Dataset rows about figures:
+--

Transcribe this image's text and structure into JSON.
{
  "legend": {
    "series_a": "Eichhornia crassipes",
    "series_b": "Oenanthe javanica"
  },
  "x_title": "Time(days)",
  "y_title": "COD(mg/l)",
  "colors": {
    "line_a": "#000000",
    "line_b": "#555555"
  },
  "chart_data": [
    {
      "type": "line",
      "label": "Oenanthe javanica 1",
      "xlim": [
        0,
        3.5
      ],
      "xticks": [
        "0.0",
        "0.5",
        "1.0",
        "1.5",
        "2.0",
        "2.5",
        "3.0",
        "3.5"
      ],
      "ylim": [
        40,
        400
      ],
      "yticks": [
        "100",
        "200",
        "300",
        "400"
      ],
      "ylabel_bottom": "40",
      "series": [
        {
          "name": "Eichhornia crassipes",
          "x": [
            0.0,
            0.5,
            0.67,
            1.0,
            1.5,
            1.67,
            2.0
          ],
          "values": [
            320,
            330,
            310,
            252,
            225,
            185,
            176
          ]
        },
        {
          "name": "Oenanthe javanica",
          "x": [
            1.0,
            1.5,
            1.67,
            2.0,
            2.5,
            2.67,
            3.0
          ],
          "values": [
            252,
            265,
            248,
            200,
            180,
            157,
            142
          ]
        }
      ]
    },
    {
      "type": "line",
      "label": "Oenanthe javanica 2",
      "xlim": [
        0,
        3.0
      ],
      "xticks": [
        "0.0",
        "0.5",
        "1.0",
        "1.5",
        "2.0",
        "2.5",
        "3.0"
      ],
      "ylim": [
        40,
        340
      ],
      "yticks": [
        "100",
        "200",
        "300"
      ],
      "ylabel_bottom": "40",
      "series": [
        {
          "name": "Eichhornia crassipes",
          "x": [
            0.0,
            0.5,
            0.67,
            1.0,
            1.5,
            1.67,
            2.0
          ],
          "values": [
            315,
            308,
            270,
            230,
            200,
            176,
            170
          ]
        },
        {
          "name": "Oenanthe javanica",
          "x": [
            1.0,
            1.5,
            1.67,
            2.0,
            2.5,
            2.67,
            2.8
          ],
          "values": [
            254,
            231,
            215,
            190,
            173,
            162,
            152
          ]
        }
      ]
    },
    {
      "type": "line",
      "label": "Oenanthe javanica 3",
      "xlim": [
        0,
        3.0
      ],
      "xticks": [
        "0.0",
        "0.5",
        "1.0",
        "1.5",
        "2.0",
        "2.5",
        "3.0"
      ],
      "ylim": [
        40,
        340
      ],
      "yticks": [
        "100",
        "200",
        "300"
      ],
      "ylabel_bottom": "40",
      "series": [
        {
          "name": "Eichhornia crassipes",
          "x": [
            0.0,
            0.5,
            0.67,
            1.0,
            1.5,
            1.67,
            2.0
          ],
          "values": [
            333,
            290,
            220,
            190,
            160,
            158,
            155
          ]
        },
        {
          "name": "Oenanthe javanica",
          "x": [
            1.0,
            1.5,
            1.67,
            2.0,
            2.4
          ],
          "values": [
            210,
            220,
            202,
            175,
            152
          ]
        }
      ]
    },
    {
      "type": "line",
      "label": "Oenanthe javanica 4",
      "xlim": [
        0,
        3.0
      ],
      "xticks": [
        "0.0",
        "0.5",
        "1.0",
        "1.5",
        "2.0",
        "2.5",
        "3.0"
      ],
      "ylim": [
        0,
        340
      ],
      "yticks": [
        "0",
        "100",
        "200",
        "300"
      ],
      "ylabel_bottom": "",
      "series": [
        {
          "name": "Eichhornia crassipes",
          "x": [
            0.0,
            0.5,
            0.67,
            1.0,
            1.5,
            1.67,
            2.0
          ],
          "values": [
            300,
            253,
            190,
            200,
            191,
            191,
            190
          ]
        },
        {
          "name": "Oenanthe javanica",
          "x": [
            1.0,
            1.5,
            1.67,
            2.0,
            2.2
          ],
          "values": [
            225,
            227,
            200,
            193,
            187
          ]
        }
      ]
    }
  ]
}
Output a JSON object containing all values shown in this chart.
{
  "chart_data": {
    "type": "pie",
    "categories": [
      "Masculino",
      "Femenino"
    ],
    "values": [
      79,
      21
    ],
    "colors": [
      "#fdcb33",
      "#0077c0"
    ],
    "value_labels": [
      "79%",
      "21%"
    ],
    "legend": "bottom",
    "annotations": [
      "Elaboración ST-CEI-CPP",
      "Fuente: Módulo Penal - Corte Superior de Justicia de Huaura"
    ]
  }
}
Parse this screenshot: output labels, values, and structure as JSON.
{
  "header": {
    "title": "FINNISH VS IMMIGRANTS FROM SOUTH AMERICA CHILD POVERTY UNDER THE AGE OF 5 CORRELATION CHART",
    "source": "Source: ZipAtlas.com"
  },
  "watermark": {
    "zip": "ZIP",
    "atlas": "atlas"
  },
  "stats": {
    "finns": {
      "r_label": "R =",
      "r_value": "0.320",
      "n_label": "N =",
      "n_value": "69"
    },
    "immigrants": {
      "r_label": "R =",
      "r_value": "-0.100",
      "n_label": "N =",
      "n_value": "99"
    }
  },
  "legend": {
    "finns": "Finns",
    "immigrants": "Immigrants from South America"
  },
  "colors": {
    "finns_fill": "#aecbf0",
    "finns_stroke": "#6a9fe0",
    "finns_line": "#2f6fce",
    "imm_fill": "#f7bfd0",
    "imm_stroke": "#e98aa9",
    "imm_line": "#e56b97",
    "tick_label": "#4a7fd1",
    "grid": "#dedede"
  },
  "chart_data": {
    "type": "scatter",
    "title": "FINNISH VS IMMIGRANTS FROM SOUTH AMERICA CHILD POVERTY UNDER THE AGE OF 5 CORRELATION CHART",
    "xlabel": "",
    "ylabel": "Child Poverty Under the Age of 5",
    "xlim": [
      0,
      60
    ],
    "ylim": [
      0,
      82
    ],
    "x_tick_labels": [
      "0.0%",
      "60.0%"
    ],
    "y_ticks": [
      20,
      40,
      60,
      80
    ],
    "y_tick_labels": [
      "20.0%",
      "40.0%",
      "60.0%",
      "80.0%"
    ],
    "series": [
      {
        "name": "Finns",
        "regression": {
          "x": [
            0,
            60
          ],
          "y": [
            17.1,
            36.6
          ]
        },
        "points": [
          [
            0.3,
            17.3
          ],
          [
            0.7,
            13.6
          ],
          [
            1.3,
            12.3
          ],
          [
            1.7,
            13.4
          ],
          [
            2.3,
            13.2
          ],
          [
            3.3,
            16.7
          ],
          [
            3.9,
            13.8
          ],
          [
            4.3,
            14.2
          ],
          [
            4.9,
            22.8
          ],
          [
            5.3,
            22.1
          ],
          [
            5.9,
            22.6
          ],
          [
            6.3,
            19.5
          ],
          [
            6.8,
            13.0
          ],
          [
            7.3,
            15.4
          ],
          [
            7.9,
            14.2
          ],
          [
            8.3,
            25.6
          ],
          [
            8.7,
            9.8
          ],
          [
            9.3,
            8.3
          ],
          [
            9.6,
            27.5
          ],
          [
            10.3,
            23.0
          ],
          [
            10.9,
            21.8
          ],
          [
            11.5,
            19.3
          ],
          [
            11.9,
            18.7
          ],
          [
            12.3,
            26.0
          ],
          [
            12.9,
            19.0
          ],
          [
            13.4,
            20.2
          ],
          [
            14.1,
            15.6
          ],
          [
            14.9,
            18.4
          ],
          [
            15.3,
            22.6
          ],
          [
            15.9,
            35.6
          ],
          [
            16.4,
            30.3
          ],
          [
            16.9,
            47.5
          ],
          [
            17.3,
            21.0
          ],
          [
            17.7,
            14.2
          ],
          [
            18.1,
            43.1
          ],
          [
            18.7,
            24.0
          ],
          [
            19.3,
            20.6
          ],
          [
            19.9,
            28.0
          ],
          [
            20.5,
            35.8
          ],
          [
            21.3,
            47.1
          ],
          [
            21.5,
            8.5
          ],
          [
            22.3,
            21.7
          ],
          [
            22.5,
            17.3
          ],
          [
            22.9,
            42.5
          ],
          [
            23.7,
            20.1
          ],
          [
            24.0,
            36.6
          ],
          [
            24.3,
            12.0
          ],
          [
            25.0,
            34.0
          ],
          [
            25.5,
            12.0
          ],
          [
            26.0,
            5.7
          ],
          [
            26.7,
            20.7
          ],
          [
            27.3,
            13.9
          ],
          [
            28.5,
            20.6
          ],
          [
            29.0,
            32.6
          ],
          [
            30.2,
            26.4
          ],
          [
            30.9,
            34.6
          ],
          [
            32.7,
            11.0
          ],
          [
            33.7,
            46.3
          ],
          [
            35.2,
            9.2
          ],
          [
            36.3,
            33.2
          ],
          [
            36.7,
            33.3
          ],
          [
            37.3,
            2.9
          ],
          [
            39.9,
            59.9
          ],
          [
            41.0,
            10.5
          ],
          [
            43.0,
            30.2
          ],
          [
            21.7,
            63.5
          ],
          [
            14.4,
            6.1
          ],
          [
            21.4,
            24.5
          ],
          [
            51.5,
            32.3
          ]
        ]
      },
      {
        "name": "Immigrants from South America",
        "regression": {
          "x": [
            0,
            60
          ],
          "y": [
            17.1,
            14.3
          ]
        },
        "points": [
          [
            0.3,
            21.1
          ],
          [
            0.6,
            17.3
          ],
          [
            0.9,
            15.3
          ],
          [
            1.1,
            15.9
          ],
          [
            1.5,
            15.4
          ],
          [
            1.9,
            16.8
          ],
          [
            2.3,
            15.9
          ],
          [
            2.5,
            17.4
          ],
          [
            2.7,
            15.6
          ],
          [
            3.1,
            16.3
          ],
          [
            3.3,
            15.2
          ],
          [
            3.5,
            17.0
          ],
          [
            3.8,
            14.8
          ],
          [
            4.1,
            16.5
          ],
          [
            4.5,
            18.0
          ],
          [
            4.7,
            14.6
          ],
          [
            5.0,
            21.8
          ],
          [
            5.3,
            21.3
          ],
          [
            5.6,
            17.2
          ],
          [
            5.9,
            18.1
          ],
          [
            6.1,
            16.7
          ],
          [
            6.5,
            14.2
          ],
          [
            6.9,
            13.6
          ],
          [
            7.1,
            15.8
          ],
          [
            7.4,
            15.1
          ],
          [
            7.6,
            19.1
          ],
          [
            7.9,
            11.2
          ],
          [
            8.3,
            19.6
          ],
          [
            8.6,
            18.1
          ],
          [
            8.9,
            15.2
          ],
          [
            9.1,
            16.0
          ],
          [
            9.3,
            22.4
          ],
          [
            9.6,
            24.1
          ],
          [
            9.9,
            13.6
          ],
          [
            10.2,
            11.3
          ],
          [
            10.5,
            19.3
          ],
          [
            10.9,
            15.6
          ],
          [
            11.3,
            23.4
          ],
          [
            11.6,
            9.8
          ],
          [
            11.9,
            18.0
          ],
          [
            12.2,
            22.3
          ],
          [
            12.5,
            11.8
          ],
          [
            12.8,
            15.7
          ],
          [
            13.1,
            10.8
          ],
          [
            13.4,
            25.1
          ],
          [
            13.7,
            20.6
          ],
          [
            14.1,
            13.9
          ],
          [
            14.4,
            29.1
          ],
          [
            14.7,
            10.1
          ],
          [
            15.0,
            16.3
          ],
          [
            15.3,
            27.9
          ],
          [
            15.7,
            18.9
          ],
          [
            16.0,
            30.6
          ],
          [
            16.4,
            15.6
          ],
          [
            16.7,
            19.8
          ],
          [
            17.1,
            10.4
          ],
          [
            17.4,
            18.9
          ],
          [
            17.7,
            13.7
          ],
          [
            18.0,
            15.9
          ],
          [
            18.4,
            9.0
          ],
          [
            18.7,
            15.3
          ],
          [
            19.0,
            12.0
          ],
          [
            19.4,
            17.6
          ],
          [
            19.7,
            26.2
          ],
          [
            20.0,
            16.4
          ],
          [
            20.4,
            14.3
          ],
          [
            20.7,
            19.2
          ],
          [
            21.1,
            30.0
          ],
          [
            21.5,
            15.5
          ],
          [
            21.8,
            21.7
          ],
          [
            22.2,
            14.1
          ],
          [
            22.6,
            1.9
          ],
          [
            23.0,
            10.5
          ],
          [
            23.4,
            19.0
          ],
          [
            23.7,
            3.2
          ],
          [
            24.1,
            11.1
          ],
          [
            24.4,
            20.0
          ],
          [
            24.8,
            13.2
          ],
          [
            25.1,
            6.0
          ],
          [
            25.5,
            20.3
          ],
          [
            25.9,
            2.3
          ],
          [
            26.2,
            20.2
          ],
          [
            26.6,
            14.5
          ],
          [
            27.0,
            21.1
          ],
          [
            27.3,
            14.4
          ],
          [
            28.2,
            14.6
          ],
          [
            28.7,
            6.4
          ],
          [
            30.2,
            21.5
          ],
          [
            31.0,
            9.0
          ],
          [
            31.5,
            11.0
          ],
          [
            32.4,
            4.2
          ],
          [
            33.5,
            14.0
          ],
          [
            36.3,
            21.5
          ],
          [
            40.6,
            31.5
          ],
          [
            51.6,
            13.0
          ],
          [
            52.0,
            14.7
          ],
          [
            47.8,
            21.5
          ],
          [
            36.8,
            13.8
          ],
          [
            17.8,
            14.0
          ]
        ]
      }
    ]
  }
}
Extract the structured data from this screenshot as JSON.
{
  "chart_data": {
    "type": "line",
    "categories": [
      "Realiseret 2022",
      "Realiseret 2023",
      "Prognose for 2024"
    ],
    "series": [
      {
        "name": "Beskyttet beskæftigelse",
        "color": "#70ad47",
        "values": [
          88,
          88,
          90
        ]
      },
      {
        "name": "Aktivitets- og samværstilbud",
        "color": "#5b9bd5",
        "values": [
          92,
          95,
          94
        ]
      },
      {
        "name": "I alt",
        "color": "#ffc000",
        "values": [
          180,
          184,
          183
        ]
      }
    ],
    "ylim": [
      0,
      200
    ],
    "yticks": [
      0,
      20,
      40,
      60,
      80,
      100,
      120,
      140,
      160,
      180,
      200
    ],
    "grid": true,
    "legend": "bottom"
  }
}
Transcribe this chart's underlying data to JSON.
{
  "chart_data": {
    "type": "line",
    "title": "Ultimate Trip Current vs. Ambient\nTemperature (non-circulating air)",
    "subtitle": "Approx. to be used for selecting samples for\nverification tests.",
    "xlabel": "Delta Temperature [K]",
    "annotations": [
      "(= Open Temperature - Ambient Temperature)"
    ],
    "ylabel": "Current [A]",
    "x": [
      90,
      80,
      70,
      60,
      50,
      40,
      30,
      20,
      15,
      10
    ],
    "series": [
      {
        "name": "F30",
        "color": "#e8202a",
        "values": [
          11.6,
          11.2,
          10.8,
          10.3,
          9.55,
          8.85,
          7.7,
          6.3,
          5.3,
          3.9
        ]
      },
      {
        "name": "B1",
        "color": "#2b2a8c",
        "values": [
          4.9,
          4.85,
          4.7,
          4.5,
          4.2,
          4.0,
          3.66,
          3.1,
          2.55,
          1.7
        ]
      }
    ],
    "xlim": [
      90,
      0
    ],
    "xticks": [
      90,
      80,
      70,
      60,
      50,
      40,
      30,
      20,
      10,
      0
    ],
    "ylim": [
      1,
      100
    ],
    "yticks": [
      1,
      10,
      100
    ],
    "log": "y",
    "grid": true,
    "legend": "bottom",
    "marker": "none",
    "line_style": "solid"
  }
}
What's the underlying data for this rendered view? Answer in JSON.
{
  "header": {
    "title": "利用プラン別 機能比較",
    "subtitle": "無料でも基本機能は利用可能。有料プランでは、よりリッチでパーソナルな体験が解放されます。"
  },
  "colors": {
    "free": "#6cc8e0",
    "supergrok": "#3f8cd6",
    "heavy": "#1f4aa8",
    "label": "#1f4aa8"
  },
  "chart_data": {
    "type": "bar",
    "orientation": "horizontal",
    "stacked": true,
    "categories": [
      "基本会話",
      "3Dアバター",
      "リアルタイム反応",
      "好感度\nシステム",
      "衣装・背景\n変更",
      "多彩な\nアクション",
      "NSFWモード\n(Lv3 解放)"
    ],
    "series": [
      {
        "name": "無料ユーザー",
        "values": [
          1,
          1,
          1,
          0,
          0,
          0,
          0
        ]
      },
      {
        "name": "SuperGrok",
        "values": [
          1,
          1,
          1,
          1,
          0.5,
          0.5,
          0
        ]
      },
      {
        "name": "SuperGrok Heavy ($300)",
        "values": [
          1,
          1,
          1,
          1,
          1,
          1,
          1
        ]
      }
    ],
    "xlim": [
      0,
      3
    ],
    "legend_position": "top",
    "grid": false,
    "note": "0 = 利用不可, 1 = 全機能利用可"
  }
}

+--

[What needs to be done]:
Extract from the material all lines containing the string "subtitle".

[Complete response]:
    "subtitle": "Approx. to be used for selecting samples for\nverification tests.",
    "subtitle": "無料でも基本機能は利用可能。有料プランでは、よりリッチでパーソナルな体験が解放されます。"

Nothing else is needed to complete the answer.